▶ _Exercise prompt_: Copy, in full, each line of the material that holds the word "name".

Dataset records
........
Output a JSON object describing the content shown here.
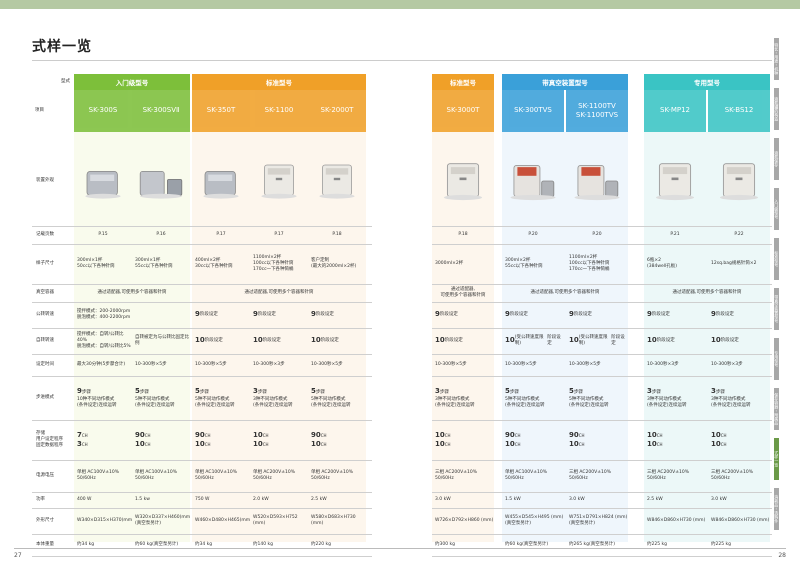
{
  "title": "式样一览",
  "page_left": "27",
  "page_right": "28",
  "corner": {
    "top": "型式",
    "bottom": "项目"
  },
  "tabs": [
    {
      "label": "特长・用途・机种",
      "active": false
    },
    {
      "label": "液氮罐的构造",
      "active": false
    },
    {
      "label": "液氮保存",
      "active": false
    },
    {
      "label": "入门级型号",
      "active": false
    },
    {
      "label": "标准型号",
      "active": false
    },
    {
      "label": "带真空装置型号",
      "active": false
    },
    {
      "label": "专用型号",
      "active": false
    },
    {
      "label": "保存容器・附属品",
      "active": false
    },
    {
      "label": "式样一览",
      "active": true
    },
    {
      "label": "消耗品・选购件",
      "active": false
    }
  ],
  "left_groups": [
    {
      "label": "入门级型号",
      "color": "#7dbf3a",
      "light": "#f4f7df"
    },
    {
      "label": "标准型号",
      "color": "#f0a028",
      "light": "#fbeede"
    }
  ],
  "right_groups": [
    {
      "label": "标准型号",
      "color": "#f0a028",
      "light": "#fbeede"
    },
    {
      "label": "带真空装置型号",
      "color": "#3aa0d9",
      "light": "#e1eff9"
    },
    {
      "label": "专用型号",
      "color": "#3ac4c4",
      "light": "#ddf3f2"
    }
  ],
  "row_labels": {
    "photo": "装置外观",
    "page": "记载页数",
    "sample": "样子尺寸",
    "vessel": "真空容器",
    "speed": "公转转速",
    "rotation": "自转转速",
    "time": "设定时间",
    "steps": "步进模式",
    "memory": "存储\n用户设定程序\n固定数据程序",
    "voltage": "电源电压",
    "power": "功率",
    "size": "外形尺寸",
    "weight": "本体重量"
  },
  "left_models": [
    {
      "name": "SK-300S",
      "page": "P.15",
      "sample": "300ml×1杯\n50cc以下各种针筒",
      "speed": "搅拌模式：200-2000rpm\n脱泡模式：400-2200rpm",
      "rotation": "搅拌模式：自转/公转比40%\n脱泡模式：自转/公转比5%",
      "time": "最大30分钟(5步骤合计)",
      "steps": "9\n10种不同动作模式\n(条件设定)连续运转",
      "memory": "7\n3",
      "voltage": "单相 AC100V±10%\n50/60Hz",
      "power": "400 W",
      "size": "W340×D315×H370(mm)",
      "weight": "约34 kg"
    },
    {
      "name": "SK-300SVⅡ",
      "page": "P.16",
      "sample": "300ml×1杯\n55cc以下各种针筒",
      "speed": "",
      "rotation": "自转被定为与公转比固定比例",
      "time": "10-300秒×5步",
      "steps": "5\n5种不同动作模式\n(条件设定)连续运转",
      "memory": "90\n10",
      "voltage": "单相 AC100V±10%\n50/60Hz",
      "power": "1.5 kw",
      "size": "W320×D337×H460(mm)\n(真空泵另计)",
      "weight": "约60 kg(真空泵另计)"
    },
    {
      "name": "SK-350T",
      "page": "P.17",
      "sample": "400ml×2杯\n30cc以下各种针筒",
      "speed": "9",
      "rotation": "10",
      "time": "10-300秒×5步",
      "steps": "5\n5种不同动作模式\n(条件设定)连续运转",
      "memory": "90\n10",
      "voltage": "单相 AC100V±10%\n50/60Hz",
      "power": "750 W",
      "size": "W460×D480×H465(mm)",
      "weight": "约34 kg"
    },
    {
      "name": "SK-1100",
      "page": "P.17",
      "sample": "1100ml×2杯\n100cc以下各种针筒\n170cc一下各种筒桶",
      "speed": "9",
      "rotation": "10",
      "time": "10-300秒×3步",
      "steps": "3\n3种不同动作模式\n(条件设定)连续运转",
      "memory": "10\n10",
      "voltage": "单相 AC200V±10%\n50/60Hz",
      "power": "2.0 kW",
      "size": "W520×D593×H752 (mm)",
      "weight": "约140 kg"
    },
    {
      "name": "SK-2000T",
      "page": "P.18",
      "sample": "客户定制\n(最大的2000ml×2杯)",
      "speed": "9",
      "rotation": "10",
      "time": "10-300秒×5步",
      "steps": "5\n5种不同动作模式\n(条件设定)连续运转",
      "memory": "90\n10",
      "voltage": "单相 AC200V±10%\n50/60Hz",
      "power": "2.5 kW",
      "size": "W580×D683×H730 (mm)",
      "weight": "约220 kg"
    }
  ],
  "left_vessel": [
    "通过适配器,可使用多个容器和针筒",
    "通过适配器,可使用多个容器和针筒"
  ],
  "left_setting_labels": {
    "speed": "阶段设定",
    "rotation": "阶段设定"
  },
  "right_models": [
    {
      "name": "SK-3000T",
      "page": "P.18",
      "sample": "3000ml×2杯",
      "vessel": "通过适配器,\n可使用多个容器和针筒",
      "speed": "9",
      "rotation": "10",
      "time": "10-300秒×5步",
      "steps": "3\n3种不同动作模式\n(条件设定)连续运转",
      "memory": "10\n10",
      "voltage": "三相 AC200V±10%\n50/60Hz",
      "power": "3.0 kW",
      "size": "W726×D792×H860 (mm)",
      "weight": "约300 kg"
    },
    {
      "name": "SK-300TVS",
      "page": "P.20",
      "sample": "300ml×2杯\n55cc以下各种针筒",
      "speed": "9",
      "rotation": "10\n(受公转速度限制)",
      "time": "10-300秒×5步",
      "steps": "5\n5种不同动作模式\n(条件设定)连续运转",
      "memory": "90\n10",
      "voltage": "单相 AC100V±10%\n50/60Hz",
      "power": "1.5 kW",
      "size": "W455×D545×H495 (mm)\n(真空泵另计)",
      "weight": "约60 kg(真空泵另计)"
    },
    {
      "name": "SK-1100TV\nSK-1100TVS",
      "page": "P.20",
      "sample": "1100ml×2杯\n100cc以下各种针筒\n170cc一下各种筒桶",
      "speed": "9",
      "rotation": "10\n(受公转速度限制)",
      "time": "10-300秒×5步",
      "steps": "5\n5种不同动作模式\n(条件设定)连续运转",
      "memory": "90\n10",
      "voltage": "三相 AC200V±10%\n50/60Hz",
      "power": "3.0 kW",
      "size": "W751×D791×H824 (mm)\n(真空泵另计)",
      "weight": "约265 kg(真空泵另计)"
    },
    {
      "name": "SK-MP12",
      "page": "P.21",
      "sample": "6瓶×2\n(384well孔板)",
      "speed": "9",
      "rotation": "10",
      "time": "10-300秒×3步",
      "steps": "3\n3种不同动作模式\n(条件设定)连续运转",
      "memory": "10\n10",
      "voltage": "三相 AC200V±10%\n50/60Hz",
      "power": "2.5 kW",
      "size": "W846×D860×H730 (mm)",
      "weight": "约225 kg"
    },
    {
      "name": "SK-BS12",
      "page": "P.22",
      "sample": "12sq.bag规格针筒×2",
      "speed": "9",
      "rotation": "10",
      "time": "10-300秒×3步",
      "steps": "3\n3种不同动作模式\n(条件设定)连续运转",
      "memory": "10\n10",
      "voltage": "三相 AC200V±10%\n50/60Hz",
      "power": "3.0 kW",
      "size": "W846×D860×H730 (mm)",
      "weight": "约225 kg"
    }
  ],
  "right_vessel_mid": "通过适配器,可使用多个容器和针筒",
  "right_vessel_end": "通过适配器,可使用多个容器和针筒",
  "setting_label": "阶段设定",
  "unit_ch": "CH",
  "step_label": "步骤"
}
........
▶ _Problem solution_:
      "name": "SK-300S",
      "name": "SK-300SVⅡ",
      "name": "SK-350T",
      "name": "SK-1100",
      "name": "SK-2000T",
      "name": "SK-3000T",
      "name": "SK-300TVS",
      "name": "SK-1100TV\nSK-1100TVS",
      "name": "SK-MP12",
      "name": "SK-BS12",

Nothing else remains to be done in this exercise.